** START SOURCE MATERIAL **
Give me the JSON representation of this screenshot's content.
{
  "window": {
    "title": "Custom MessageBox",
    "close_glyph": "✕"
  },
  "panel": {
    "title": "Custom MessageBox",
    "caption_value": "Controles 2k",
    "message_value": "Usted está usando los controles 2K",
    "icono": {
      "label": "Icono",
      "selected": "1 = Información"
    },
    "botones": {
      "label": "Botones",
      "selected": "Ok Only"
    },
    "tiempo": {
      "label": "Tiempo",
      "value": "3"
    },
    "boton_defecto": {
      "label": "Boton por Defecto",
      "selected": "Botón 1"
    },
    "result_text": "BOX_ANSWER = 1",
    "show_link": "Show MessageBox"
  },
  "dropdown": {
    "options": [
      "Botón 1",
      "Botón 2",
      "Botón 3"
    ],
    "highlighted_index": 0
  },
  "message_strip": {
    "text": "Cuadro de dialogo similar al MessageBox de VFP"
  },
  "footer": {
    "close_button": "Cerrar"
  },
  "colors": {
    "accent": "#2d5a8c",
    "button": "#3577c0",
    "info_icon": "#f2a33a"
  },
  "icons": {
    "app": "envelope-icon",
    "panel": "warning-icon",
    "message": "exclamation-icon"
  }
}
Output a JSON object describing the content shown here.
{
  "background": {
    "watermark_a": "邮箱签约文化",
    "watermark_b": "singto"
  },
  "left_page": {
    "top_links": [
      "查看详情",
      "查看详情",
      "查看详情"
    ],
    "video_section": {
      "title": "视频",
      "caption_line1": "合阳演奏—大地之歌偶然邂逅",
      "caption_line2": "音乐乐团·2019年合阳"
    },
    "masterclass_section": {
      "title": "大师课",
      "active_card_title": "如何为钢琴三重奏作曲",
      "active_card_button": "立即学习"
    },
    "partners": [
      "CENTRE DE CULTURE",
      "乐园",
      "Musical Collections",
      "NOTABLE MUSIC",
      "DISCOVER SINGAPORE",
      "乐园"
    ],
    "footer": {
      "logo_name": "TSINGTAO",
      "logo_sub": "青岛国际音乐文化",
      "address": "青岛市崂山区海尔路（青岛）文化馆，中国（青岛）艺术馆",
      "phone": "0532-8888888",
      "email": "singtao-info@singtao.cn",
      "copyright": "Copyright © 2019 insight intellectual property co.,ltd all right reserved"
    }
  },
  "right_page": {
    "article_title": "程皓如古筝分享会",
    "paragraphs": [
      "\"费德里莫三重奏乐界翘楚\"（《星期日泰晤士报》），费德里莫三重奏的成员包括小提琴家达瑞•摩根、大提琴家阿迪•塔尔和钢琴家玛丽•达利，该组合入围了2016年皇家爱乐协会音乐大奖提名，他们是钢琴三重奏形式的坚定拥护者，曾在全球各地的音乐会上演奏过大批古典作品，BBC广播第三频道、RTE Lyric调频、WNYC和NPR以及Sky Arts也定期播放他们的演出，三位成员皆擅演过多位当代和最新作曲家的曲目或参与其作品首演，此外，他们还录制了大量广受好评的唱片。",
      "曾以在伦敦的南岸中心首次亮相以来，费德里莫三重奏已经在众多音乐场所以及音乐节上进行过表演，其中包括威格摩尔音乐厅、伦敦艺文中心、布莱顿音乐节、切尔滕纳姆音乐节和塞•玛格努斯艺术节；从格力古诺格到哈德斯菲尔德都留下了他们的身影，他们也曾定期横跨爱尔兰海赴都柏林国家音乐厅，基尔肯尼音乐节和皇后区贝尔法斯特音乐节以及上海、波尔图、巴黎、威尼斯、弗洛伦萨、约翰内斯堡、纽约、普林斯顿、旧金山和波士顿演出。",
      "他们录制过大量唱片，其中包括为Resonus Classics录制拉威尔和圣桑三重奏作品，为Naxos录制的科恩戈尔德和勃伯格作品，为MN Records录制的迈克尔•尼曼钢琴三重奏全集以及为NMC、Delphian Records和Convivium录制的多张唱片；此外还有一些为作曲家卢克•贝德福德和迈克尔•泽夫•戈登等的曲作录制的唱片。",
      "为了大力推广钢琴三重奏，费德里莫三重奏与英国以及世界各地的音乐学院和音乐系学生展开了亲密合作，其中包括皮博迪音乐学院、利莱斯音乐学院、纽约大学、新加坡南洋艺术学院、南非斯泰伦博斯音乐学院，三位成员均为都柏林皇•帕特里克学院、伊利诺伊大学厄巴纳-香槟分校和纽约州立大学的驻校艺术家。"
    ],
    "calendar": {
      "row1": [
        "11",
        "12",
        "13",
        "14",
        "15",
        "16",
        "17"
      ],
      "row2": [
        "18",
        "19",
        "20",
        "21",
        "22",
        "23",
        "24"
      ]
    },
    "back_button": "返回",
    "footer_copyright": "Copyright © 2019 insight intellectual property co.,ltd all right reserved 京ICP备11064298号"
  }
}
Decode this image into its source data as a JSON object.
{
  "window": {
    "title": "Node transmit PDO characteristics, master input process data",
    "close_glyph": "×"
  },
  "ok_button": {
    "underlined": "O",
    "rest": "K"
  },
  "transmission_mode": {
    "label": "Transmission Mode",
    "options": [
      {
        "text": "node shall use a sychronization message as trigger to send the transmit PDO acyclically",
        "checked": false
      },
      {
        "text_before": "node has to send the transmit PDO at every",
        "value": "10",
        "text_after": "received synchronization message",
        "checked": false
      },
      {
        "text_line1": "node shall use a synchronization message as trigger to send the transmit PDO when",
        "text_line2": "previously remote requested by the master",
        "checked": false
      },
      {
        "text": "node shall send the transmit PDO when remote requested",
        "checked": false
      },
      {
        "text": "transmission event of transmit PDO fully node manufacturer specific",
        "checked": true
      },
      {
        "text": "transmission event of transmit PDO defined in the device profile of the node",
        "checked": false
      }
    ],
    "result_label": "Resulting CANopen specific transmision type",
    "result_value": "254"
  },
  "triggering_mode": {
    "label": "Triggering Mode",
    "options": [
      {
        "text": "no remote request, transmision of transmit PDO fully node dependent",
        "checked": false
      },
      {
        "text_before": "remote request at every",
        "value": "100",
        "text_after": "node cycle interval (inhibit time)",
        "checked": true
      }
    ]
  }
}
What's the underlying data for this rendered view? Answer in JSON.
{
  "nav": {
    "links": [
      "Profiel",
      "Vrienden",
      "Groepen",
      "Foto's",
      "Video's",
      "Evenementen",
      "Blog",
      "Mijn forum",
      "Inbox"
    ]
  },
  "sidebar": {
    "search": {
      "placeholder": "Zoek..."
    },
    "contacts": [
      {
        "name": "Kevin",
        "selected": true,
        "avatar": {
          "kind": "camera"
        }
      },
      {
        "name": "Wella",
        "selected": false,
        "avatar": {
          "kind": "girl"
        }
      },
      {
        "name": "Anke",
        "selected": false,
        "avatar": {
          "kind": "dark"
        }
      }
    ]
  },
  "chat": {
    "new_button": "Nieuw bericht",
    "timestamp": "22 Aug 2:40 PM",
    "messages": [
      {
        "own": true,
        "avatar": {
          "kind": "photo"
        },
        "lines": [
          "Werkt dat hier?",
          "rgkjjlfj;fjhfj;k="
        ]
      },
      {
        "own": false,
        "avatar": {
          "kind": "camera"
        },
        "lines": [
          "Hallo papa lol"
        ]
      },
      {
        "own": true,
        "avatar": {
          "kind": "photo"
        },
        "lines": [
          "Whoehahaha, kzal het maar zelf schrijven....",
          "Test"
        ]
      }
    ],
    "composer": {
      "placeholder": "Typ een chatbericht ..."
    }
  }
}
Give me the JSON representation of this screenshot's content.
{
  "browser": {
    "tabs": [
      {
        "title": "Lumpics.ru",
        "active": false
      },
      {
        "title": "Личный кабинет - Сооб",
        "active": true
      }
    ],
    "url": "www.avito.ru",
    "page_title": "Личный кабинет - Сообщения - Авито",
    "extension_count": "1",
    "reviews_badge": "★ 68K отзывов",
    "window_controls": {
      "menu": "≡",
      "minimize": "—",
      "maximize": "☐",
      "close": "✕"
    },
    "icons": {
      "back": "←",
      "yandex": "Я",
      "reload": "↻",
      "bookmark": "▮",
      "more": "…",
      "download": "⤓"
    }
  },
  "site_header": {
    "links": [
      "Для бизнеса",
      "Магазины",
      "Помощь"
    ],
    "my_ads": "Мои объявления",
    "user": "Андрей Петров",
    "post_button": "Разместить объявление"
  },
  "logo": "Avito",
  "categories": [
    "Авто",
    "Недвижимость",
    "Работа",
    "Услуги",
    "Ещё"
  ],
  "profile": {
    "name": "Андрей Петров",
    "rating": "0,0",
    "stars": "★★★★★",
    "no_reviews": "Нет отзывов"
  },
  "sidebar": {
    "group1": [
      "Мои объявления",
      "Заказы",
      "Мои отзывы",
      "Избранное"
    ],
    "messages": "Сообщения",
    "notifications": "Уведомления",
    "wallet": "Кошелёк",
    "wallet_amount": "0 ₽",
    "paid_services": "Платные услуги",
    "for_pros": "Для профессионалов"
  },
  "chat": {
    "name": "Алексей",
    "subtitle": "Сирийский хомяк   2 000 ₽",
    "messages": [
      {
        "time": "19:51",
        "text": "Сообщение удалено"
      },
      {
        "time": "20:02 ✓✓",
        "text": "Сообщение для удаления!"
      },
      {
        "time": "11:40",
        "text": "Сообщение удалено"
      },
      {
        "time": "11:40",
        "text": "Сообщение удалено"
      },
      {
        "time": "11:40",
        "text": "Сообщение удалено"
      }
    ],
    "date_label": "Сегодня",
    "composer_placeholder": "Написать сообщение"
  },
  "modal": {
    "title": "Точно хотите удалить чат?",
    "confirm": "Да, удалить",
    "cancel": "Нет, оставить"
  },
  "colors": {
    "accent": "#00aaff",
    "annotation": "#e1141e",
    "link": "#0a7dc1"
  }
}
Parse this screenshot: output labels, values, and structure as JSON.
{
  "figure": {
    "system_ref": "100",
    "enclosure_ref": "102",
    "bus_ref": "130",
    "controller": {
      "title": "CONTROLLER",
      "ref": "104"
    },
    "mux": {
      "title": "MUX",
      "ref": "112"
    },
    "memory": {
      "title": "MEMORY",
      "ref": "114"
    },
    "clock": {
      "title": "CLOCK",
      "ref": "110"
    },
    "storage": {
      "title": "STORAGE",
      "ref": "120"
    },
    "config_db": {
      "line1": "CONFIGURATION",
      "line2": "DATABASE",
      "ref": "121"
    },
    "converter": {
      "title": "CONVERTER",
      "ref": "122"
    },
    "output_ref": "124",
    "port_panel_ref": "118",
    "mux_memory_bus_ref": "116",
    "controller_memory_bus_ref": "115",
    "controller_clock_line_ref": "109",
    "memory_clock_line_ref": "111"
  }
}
** END SOURCE MATERIAL **
GOAL: Looking at the data above, show all lines where the word "transmision" occurs.

THE REPLY:
    "result_label": "Resulting CANopen specific transmision type",
        "text": "no remote request, transmision of transmit PDO fully node dependent",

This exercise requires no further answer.